TASK PROMPT:
Exactly as written, quote every line that follows, skipping the images.

DATA SUPPLIED:

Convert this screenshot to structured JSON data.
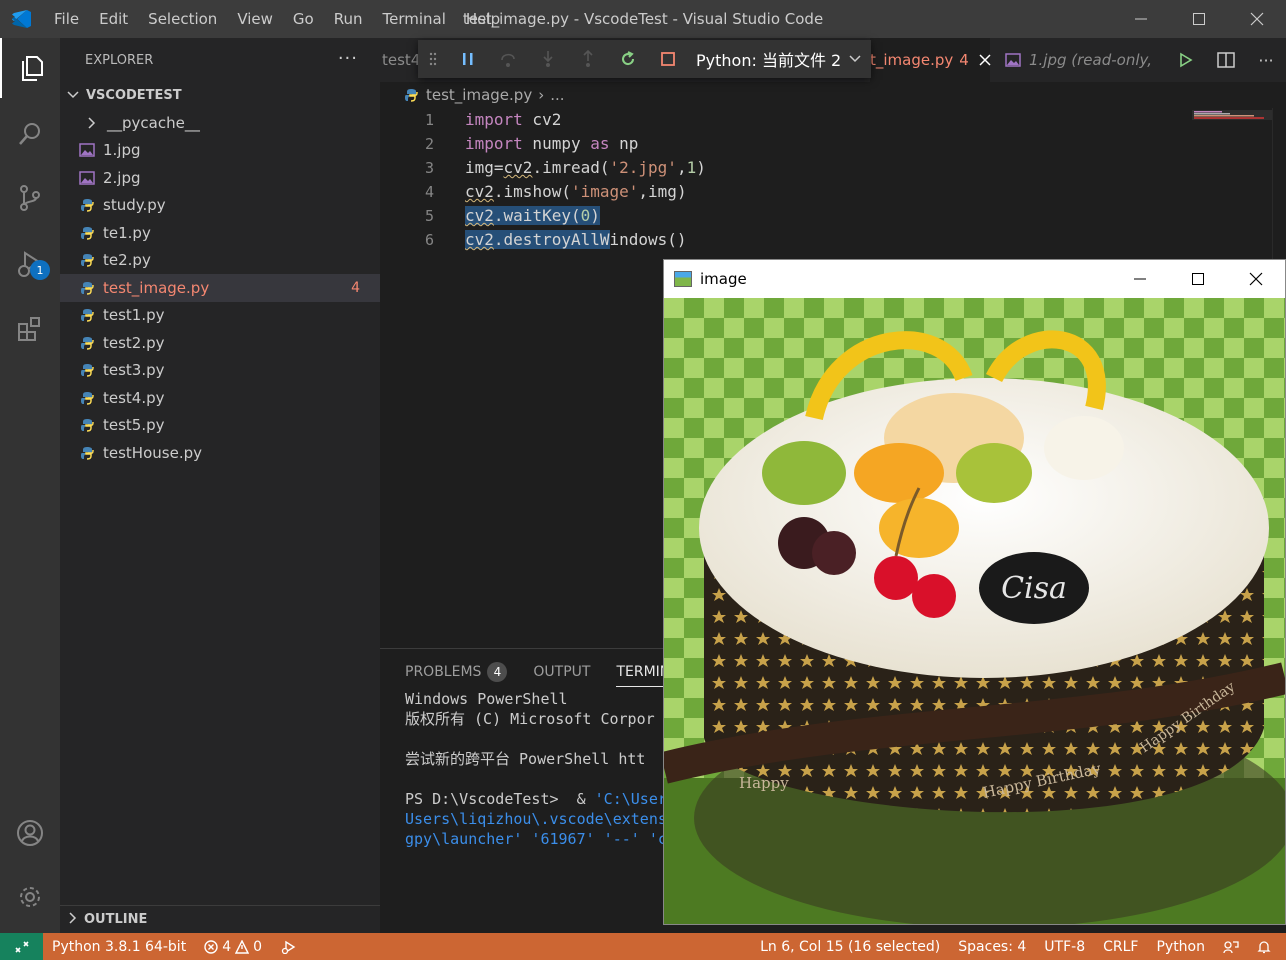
{
  "window": {
    "title": "test_image.py - VscodeTest - Visual Studio Code",
    "menu": [
      "File",
      "Edit",
      "Selection",
      "View",
      "Go",
      "Run",
      "Terminal",
      "Help"
    ]
  },
  "activity": {
    "debug_badge": "1"
  },
  "explorer": {
    "header": "EXPLORER",
    "more": "···",
    "root": "VSCODETEST",
    "folder": "__pycache__",
    "files": [
      {
        "name": "1.jpg",
        "type": "image"
      },
      {
        "name": "2.jpg",
        "type": "image"
      },
      {
        "name": "study.py",
        "type": "python"
      },
      {
        "name": "te1.py",
        "type": "python"
      },
      {
        "name": "te2.py",
        "type": "python"
      },
      {
        "name": "test_image.py",
        "type": "python",
        "problems": "4"
      },
      {
        "name": "test1.py",
        "type": "python"
      },
      {
        "name": "test2.py",
        "type": "python"
      },
      {
        "name": "test3.py",
        "type": "python"
      },
      {
        "name": "test4.py",
        "type": "python"
      },
      {
        "name": "test5.py",
        "type": "python"
      },
      {
        "name": "testHouse.py",
        "type": "python"
      }
    ],
    "outline": "OUTLINE"
  },
  "tabs": {
    "partial": "test4",
    "active": "t_image.py",
    "active_count": "4",
    "other": "1.jpg (read-only,"
  },
  "debug": {
    "config": "Python: 当前文件 2"
  },
  "breadcrumb": {
    "file": "test_image.py",
    "rest": "..."
  },
  "editor": {
    "lines": [
      {
        "n": "1",
        "parts": [
          [
            "kw",
            "import"
          ],
          [
            "t",
            " cv2"
          ]
        ]
      },
      {
        "n": "2",
        "parts": [
          [
            "kw",
            "import"
          ],
          [
            "t",
            " numpy "
          ],
          [
            "kw",
            "as"
          ],
          [
            "t",
            " np"
          ]
        ]
      },
      {
        "n": "3",
        "parts": [
          [
            "t",
            "img="
          ],
          [
            "sq",
            "cv2"
          ],
          [
            "t",
            ".imread("
          ],
          [
            "str",
            "'2.jpg'"
          ],
          [
            "t",
            ","
          ],
          [
            "num",
            "1"
          ],
          [
            "t",
            ")"
          ]
        ]
      },
      {
        "n": "4",
        "parts": [
          [
            "sq",
            "cv2"
          ],
          [
            "t",
            ".imshow("
          ],
          [
            "str",
            "'image'"
          ],
          [
            "t",
            ",img)"
          ]
        ]
      },
      {
        "n": "5",
        "parts": [
          [
            "sqsel",
            "cv2"
          ],
          [
            "sel",
            ".waitKey("
          ],
          [
            "selnum",
            "0"
          ],
          [
            "sel",
            ")"
          ]
        ]
      },
      {
        "n": "6",
        "parts": [
          [
            "sqsel",
            "cv2"
          ],
          [
            "sel",
            ".destroyAllW"
          ],
          [
            "t",
            "indows()"
          ]
        ]
      }
    ]
  },
  "panel": {
    "tabs": [
      "PROBLEMS",
      "OUTPUT",
      "TERMINA"
    ],
    "problems_count": "4",
    "terminal": [
      {
        "cls": "",
        "text": "Windows PowerShell"
      },
      {
        "cls": "",
        "text": "版权所有 (C) Microsoft Corpor"
      },
      {
        "cls": "",
        "text": ""
      },
      {
        "cls": "",
        "text": "尝试新的跨平台 PowerShell htt"
      },
      {
        "cls": "",
        "text": ""
      },
      {
        "cls": "mixed",
        "a": "PS D:\\VscodeTest>  & ",
        "b": "'C:\\User"
      },
      {
        "cls": "blue",
        "text": "Users\\liqizhou\\.vscode\\extens"
      },
      {
        "cls": "blue",
        "text": "gpy\\launcher' '61967' '--' 'c"
      }
    ]
  },
  "image_window": {
    "title": "image",
    "cake_text": "Cisa",
    "ribbon": [
      "Happy Birthday",
      "Happy Birthday",
      "Happy"
    ]
  },
  "status": {
    "interpreter": "Python 3.8.1 64-bit",
    "errors": "4",
    "warnings": "0",
    "position": "Ln 6, Col 15 (16 selected)",
    "spaces": "Spaces: 4",
    "encoding": "UTF-8",
    "eol": "CRLF",
    "language": "Python"
  },
  "colors": {
    "statusbar": "#cc6633",
    "remote": "#16825d",
    "error_file": "#f48771",
    "accent": "#0e70c0"
  }
}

EXERCISE ANSWER:
Convert this screenshot to structured JSON data.
{
  "window": {
    "title": "test_image.py - VscodeTest - Visual Studio Code",
    "menu": [
      "File",
      "Edit",
      "Selection",
      "View",
      "Go",
      "Run",
      "Terminal",
      "Help"
    ]
  },
  "activity": {
    "debug_badge": "1"
  },
  "explorer": {
    "header": "EXPLORER",
    "more": "···",
    "root": "VSCODETEST",
    "folder": "__pycache__",
    "files": [
      {
        "name": "1.jpg",
        "type": "image"
      },
      {
        "name": "2.jpg",
        "type": "image"
      },
      {
        "name": "study.py",
        "type": "python"
      },
      {
        "name": "te1.py",
        "type": "python"
      },
      {
        "name": "te2.py",
        "type": "python"
      },
      {
        "name": "test_image.py",
        "type": "python",
        "problems": "4"
      },
      {
        "name": "test1.py",
        "type": "python"
      },
      {
        "name": "test2.py",
        "type": "python"
      },
      {
        "name": "test3.py",
        "type": "python"
      },
      {
        "name": "test4.py",
        "type": "python"
      },
      {
        "name": "test5.py",
        "type": "python"
      },
      {
        "name": "testHouse.py",
        "type": "python"
      }
    ],
    "outline": "OUTLINE"
  },
  "tabs": {
    "partial": "test4",
    "active": "t_image.py",
    "active_count": "4",
    "other": "1.jpg (read-only,"
  },
  "debug": {
    "config": "Python: 当前文件 2"
  },
  "breadcrumb": {
    "file": "test_image.py",
    "rest": "..."
  },
  "editor": {
    "lines": [
      {
        "n": "1",
        "parts": [
          [
            "kw",
            "import"
          ],
          [
            "t",
            " cv2"
          ]
        ]
      },
      {
        "n": "2",
        "parts": [
          [
            "kw",
            "import"
          ],
          [
            "t",
            " numpy "
          ],
          [
            "kw",
            "as"
          ],
          [
            "t",
            " np"
          ]
        ]
      },
      {
        "n": "3",
        "parts": [
          [
            "t",
            "img="
          ],
          [
            "sq",
            "cv2"
          ],
          [
            "t",
            ".imread("
          ],
          [
            "str",
            "'2.jpg'"
          ],
          [
            "t",
            ","
          ],
          [
            "num",
            "1"
          ],
          [
            "t",
            ")"
          ]
        ]
      },
      {
        "n": "4",
        "parts": [
          [
            "sq",
            "cv2"
          ],
          [
            "t",
            ".imshow("
          ],
          [
            "str",
            "'image'"
          ],
          [
            "t",
            ",img)"
          ]
        ]
      },
      {
        "n": "5",
        "parts": [
          [
            "sqsel",
            "cv2"
          ],
          [
            "sel",
            ".waitKey("
          ],
          [
            "selnum",
            "0"
          ],
          [
            "sel",
            ")"
          ]
        ]
      },
      {
        "n": "6",
        "parts": [
          [
            "sqsel",
            "cv2"
          ],
          [
            "sel",
            ".destroyAllW"
          ],
          [
            "t",
            "indows()"
          ]
        ]
      }
    ]
  },
  "panel": {
    "tabs": [
      "PROBLEMS",
      "OUTPUT",
      "TERMINA"
    ],
    "problems_count": "4",
    "terminal": [
      {
        "cls": "",
        "text": "Windows PowerShell"
      },
      {
        "cls": "",
        "text": "版权所有 (C) Microsoft Corpor"
      },
      {
        "cls": "",
        "text": ""
      },
      {
        "cls": "",
        "text": "尝试新的跨平台 PowerShell htt"
      },
      {
        "cls": "",
        "text": ""
      },
      {
        "cls": "mixed",
        "a": "PS D:\\VscodeTest>  & ",
        "b": "'C:\\User"
      },
      {
        "cls": "blue",
        "text": "Users\\liqizhou\\.vscode\\extens"
      },
      {
        "cls": "blue",
        "text": "gpy\\launcher' '61967' '--' 'c"
      }
    ]
  },
  "image_window": {
    "title": "image",
    "cake_text": "Cisa",
    "ribbon": [
      "Happy Birthday",
      "Happy Birthday",
      "Happy"
    ]
  },
  "status": {
    "interpreter": "Python 3.8.1 64-bit",
    "errors": "4",
    "warnings": "0",
    "position": "Ln 6, Col 15 (16 selected)",
    "spaces": "Spaces: 4",
    "encoding": "UTF-8",
    "eol": "CRLF",
    "language": "Python"
  },
  "colors": {
    "statusbar": "#cc6633",
    "remote": "#16825d",
    "error_file": "#f48771",
    "accent": "#0e70c0"
  }
}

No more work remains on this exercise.